━━ SUPPLIED DATA

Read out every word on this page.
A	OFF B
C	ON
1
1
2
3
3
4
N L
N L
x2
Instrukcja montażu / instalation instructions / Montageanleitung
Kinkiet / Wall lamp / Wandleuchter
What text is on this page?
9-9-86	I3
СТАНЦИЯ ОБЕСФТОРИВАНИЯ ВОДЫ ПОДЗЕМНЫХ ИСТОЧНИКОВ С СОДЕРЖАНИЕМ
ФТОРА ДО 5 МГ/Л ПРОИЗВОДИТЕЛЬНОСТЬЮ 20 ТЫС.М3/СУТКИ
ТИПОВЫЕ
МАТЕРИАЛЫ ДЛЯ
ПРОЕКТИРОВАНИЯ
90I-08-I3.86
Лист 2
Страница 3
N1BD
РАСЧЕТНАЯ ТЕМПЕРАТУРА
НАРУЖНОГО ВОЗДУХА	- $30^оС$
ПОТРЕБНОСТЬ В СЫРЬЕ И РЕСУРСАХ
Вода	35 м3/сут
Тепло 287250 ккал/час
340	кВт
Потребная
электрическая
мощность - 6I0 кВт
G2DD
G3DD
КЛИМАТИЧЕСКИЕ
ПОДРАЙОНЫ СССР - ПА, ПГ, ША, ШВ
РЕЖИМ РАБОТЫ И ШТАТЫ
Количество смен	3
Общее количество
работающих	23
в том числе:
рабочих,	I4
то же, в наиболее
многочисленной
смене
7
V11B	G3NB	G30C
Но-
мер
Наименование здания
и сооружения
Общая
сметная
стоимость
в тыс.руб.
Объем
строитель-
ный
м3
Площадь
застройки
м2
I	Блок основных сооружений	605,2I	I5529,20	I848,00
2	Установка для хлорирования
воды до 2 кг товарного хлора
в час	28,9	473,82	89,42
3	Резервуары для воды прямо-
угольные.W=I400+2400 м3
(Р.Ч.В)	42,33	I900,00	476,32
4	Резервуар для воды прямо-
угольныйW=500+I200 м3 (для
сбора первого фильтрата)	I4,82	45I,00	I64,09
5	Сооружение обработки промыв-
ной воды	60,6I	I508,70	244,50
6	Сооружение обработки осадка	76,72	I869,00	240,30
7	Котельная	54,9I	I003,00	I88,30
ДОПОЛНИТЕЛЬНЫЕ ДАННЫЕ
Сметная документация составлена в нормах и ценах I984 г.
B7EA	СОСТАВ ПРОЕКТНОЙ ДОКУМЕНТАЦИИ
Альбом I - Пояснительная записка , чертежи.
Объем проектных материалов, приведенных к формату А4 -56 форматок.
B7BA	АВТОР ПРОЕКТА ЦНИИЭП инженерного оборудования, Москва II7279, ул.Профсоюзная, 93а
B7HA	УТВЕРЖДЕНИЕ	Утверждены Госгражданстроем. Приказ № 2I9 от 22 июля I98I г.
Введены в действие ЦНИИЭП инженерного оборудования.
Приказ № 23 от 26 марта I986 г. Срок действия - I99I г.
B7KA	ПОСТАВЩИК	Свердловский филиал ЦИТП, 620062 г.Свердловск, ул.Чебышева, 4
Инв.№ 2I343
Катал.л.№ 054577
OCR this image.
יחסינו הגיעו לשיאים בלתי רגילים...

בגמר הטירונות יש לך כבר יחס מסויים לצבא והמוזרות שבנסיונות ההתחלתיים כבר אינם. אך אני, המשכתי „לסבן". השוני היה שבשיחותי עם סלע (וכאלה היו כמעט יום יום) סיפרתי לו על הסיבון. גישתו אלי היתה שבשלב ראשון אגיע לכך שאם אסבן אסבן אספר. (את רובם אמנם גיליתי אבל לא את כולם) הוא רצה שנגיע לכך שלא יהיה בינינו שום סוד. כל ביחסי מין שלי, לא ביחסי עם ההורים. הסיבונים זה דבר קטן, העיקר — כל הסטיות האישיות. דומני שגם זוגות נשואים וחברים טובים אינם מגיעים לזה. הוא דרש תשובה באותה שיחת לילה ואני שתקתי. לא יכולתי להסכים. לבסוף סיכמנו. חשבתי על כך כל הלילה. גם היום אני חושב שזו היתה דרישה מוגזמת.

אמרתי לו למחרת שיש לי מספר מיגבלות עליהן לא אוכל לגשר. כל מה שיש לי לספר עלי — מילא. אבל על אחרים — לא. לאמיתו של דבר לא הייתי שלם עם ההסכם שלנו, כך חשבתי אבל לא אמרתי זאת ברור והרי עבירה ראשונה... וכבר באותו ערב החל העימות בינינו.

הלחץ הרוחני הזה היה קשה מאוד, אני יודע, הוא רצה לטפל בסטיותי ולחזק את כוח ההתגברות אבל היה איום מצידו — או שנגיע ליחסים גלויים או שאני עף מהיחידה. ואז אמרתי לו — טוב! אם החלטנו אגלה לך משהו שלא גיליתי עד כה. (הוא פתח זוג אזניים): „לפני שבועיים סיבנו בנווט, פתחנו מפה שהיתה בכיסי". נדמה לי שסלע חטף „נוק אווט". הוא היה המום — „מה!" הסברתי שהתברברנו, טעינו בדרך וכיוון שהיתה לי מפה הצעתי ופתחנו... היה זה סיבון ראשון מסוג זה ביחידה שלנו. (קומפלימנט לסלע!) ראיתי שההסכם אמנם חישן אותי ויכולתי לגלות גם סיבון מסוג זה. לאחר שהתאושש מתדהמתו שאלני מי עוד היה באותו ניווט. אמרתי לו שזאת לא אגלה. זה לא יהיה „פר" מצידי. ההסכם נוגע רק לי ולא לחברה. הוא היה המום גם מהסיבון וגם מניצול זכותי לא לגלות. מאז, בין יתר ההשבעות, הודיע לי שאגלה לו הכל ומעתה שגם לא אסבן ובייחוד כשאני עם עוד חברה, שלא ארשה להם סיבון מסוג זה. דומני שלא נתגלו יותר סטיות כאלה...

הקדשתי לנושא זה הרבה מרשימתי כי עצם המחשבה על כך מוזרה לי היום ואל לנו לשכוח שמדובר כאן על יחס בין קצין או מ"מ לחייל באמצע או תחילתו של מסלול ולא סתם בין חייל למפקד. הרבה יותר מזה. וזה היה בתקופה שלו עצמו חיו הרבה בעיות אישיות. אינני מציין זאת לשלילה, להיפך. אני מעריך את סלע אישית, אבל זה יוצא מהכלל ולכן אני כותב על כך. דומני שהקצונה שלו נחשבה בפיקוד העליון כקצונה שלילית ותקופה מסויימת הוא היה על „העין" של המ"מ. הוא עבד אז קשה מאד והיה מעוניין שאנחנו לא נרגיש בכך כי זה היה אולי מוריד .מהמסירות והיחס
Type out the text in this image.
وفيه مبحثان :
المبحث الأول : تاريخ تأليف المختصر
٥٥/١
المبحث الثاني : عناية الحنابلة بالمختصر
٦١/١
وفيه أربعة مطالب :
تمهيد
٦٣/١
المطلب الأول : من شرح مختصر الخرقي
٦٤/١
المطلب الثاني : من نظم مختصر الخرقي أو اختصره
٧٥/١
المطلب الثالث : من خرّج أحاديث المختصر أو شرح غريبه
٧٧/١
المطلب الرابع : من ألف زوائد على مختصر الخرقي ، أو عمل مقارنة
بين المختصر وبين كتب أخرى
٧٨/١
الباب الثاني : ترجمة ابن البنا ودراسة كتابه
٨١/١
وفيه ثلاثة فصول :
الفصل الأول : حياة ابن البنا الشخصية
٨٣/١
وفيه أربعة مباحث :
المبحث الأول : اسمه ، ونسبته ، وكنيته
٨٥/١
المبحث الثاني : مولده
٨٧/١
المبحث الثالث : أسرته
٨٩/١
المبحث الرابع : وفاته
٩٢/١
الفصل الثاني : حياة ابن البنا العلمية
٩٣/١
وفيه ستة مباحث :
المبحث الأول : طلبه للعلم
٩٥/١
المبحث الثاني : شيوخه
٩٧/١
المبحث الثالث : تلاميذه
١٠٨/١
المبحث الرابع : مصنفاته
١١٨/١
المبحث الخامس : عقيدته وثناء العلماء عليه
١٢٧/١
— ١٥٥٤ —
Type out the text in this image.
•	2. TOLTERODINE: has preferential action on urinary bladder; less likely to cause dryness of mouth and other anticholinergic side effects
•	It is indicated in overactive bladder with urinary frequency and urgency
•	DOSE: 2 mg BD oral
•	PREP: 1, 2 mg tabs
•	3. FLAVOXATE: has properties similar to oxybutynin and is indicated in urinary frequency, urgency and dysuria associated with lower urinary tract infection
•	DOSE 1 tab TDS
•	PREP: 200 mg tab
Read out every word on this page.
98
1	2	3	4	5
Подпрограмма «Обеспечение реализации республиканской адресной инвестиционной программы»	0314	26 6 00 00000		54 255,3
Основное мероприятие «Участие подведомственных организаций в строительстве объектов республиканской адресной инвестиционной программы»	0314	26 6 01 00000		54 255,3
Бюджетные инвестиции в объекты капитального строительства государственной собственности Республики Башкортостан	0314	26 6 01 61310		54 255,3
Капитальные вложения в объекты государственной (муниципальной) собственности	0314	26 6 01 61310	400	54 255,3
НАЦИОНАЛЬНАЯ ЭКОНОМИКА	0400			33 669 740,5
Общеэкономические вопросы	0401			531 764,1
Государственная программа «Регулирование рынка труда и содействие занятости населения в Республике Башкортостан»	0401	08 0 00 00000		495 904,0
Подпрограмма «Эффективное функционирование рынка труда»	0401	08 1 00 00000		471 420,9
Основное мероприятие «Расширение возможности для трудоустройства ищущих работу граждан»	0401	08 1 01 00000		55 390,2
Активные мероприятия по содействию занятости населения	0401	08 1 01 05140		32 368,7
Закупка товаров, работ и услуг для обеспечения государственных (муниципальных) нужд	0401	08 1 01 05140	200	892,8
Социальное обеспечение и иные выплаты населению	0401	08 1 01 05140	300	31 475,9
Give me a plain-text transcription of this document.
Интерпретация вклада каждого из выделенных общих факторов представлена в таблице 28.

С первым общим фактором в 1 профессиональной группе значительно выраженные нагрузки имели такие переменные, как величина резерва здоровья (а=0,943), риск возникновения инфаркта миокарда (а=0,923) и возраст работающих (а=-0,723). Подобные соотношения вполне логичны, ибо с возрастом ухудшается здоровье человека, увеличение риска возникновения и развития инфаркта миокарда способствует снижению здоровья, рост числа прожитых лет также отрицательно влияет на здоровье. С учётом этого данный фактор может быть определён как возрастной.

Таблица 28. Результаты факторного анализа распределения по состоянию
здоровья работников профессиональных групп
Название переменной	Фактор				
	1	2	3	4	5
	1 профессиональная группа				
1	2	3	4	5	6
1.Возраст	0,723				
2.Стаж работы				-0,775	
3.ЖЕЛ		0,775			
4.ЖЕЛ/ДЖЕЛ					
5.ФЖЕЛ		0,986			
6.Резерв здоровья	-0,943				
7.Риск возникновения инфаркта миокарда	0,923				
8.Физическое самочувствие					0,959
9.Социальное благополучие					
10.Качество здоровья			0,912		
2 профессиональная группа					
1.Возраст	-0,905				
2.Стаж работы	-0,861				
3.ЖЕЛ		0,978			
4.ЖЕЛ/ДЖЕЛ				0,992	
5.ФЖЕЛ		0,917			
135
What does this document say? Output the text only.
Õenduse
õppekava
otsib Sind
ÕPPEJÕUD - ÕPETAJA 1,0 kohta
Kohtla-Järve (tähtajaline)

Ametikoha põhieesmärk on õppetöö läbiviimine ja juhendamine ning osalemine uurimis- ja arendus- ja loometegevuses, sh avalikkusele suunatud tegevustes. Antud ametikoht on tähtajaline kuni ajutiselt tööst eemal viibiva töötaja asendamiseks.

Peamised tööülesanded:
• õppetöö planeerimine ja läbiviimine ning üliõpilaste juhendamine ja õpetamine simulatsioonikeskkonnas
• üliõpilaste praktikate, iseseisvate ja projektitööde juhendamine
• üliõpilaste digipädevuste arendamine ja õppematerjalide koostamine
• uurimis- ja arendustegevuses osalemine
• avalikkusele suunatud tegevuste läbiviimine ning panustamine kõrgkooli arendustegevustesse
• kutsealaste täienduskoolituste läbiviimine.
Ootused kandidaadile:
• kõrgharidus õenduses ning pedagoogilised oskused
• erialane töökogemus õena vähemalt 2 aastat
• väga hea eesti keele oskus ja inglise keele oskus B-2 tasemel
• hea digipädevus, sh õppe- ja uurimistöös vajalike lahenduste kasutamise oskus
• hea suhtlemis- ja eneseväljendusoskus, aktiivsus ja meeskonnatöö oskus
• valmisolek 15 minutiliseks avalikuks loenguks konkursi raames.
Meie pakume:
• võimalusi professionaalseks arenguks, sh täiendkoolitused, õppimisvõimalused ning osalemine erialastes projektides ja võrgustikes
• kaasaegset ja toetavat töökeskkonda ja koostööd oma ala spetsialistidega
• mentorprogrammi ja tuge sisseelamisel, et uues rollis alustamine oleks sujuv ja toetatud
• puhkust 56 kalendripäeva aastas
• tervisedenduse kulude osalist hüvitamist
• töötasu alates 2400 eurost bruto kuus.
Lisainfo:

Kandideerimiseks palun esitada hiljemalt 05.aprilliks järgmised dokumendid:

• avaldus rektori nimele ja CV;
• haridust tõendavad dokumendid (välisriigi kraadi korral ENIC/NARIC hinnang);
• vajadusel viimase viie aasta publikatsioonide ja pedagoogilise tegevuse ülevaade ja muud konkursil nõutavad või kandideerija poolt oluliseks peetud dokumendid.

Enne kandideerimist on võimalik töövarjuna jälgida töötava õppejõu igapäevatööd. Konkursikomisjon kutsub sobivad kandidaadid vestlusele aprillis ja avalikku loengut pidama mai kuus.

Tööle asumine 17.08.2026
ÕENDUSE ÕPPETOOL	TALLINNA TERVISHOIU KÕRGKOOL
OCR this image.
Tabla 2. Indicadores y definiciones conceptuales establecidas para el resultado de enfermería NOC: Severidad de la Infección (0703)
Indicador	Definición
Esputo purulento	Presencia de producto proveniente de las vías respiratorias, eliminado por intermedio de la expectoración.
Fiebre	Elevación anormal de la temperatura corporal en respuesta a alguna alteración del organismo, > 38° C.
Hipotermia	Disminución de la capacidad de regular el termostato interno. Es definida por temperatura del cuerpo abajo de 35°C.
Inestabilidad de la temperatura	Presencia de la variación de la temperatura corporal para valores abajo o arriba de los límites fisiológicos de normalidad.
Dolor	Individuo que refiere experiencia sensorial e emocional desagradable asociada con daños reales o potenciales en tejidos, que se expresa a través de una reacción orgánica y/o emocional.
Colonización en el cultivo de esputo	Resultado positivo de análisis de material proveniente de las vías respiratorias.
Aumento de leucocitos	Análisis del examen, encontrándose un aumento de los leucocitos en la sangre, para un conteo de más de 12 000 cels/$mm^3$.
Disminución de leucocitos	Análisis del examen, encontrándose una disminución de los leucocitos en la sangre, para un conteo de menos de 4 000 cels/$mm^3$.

━━━━

TASK DETAILS: Look through the entries and find each line that has the string "sangre". Copy those lines.

CORRECT RESPONSE:
Aumento de leucocitos	Análisis del examen, encontrándose un aumento de los leucocitos en la sangre, para un conteo de más de 12 000 cels/$mm^3$.
Disminución de leucocitos	Análisis del examen, encontrándose una disminución de los leucocitos en la sangre, para un conteo de menos de 4 000 cels/$mm^3$.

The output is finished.